SET EXERCISE: All lines holding the string "blue" are to be shown.

DATA TO PROCESS:
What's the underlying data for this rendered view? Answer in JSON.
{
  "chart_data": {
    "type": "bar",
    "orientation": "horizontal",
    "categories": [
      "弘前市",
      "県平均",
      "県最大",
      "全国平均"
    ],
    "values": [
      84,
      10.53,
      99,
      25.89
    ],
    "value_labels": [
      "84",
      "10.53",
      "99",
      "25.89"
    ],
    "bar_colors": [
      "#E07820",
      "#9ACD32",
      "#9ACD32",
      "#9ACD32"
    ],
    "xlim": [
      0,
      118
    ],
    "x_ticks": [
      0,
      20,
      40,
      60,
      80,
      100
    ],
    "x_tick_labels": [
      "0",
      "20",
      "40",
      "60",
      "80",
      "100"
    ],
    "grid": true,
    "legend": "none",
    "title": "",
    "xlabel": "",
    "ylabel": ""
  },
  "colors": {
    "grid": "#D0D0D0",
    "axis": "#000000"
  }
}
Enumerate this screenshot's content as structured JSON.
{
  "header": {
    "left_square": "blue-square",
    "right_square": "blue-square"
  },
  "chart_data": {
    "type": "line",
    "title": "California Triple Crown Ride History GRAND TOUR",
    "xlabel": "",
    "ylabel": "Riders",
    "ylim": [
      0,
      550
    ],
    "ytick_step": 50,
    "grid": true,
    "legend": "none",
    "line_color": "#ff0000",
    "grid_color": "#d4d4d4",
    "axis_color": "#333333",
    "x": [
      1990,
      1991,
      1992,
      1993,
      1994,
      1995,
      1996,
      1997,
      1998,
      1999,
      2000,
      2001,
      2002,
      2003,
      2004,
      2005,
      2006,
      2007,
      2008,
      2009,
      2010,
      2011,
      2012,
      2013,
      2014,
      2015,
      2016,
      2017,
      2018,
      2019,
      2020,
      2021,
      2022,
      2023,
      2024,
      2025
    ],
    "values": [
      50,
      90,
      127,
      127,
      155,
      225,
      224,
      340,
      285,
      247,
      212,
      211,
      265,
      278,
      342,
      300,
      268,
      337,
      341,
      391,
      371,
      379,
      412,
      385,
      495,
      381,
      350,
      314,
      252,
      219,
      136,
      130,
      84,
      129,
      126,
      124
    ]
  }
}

ANSWER TO THE TASK:
    "left_square": "blue-square",
    "right_square": "blue-square"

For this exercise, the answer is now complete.